### Stated goal
Look below and pull out each line with the word "treninglar".

(begin)

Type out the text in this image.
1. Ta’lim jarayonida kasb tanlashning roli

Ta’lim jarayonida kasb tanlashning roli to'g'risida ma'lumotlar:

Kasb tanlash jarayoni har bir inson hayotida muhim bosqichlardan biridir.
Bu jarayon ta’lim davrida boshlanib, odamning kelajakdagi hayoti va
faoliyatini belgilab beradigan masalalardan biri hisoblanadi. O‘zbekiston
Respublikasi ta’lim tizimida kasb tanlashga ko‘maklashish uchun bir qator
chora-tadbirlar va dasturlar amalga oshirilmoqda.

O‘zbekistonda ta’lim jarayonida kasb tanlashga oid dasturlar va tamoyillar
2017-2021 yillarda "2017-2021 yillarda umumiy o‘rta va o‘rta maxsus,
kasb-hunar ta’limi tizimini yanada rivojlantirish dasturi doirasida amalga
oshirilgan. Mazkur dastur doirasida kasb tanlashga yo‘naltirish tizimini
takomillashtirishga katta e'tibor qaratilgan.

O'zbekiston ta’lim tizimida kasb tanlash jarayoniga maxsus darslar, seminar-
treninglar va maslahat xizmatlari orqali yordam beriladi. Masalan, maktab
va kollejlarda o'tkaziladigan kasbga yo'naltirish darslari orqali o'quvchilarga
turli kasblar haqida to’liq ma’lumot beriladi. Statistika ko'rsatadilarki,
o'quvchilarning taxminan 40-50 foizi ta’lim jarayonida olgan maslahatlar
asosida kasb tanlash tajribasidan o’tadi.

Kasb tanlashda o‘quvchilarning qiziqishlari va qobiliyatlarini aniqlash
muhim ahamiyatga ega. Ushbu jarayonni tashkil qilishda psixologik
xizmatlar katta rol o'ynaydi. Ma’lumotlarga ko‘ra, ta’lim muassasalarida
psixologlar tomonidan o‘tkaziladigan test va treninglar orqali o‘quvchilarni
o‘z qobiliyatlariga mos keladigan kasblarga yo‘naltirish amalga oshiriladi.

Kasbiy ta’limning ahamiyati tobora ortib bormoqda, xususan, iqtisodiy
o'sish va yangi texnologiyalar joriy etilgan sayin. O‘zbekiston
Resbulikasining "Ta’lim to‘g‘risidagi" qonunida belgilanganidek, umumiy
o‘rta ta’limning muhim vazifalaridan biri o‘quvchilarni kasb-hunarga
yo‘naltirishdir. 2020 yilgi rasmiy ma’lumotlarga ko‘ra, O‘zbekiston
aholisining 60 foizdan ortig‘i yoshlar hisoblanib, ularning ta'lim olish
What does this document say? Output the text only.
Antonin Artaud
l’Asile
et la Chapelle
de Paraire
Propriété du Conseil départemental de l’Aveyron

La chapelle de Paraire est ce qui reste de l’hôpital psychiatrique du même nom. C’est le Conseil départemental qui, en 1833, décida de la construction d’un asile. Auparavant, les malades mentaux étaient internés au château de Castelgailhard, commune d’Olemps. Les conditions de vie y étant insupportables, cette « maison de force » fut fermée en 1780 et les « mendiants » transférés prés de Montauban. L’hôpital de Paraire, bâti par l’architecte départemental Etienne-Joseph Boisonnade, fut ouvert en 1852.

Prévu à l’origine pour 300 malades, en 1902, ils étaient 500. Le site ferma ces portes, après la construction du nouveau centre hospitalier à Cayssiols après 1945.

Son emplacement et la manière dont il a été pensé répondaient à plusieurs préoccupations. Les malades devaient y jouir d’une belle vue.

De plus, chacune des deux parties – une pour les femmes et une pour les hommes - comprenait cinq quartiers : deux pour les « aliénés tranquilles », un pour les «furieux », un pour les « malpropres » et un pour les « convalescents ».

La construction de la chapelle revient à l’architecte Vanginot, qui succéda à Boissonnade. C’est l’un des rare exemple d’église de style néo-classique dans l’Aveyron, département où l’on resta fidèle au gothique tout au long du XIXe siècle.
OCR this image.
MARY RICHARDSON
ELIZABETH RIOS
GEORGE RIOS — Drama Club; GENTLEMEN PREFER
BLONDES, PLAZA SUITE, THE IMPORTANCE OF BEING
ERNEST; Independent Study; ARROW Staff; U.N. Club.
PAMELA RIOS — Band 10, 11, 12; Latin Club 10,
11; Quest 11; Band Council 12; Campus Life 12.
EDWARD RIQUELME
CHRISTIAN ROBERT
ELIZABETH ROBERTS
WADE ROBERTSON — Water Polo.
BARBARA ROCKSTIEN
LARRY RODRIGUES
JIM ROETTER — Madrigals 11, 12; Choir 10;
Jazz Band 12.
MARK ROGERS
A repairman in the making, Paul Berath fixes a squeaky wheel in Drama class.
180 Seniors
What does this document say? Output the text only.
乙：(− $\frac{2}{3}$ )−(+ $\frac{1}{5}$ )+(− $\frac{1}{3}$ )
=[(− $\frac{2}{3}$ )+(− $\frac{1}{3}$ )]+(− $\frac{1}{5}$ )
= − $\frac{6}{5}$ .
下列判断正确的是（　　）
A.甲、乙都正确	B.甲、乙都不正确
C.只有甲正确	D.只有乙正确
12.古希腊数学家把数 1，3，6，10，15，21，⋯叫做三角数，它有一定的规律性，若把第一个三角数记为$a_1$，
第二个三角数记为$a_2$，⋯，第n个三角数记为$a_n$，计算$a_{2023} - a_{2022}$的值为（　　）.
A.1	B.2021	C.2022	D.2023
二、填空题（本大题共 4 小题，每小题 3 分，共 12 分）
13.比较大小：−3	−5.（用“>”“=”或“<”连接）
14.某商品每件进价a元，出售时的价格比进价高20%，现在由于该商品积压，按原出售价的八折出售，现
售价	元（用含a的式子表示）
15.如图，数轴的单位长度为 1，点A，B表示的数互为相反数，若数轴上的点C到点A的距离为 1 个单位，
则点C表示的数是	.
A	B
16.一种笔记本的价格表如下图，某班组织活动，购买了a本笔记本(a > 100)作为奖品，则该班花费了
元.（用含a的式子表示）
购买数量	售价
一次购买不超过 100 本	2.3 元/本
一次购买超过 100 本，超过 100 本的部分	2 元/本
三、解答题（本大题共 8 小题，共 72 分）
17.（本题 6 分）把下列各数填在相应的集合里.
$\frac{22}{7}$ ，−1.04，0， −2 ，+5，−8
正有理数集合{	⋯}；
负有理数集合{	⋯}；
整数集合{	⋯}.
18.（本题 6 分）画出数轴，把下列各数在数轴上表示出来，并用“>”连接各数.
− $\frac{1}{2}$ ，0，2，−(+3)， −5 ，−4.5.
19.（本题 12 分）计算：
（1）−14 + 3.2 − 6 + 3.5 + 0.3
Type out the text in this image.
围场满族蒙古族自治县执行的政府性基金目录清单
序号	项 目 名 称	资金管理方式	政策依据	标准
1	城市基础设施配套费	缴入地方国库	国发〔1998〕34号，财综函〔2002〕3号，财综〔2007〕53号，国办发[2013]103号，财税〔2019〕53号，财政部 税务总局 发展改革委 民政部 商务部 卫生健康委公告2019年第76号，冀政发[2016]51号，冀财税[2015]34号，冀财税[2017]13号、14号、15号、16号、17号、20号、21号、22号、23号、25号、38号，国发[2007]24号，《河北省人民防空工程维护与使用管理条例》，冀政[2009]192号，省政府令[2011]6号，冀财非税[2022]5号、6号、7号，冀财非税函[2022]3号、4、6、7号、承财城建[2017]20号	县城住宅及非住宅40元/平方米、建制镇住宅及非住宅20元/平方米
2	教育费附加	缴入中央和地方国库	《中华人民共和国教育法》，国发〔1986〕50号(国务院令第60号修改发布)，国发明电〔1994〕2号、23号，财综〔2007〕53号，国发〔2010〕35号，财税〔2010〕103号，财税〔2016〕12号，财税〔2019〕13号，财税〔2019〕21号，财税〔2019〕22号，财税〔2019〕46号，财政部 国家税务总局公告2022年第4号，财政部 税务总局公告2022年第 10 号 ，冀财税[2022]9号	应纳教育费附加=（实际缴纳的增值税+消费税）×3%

(end)

### Result
treninglar va maslahat xizmatlari orqali yordam beriladi. Masalan, maktab
psixologlar tomonidan o‘tkaziladigan test va treninglar orqali o‘quvchilarni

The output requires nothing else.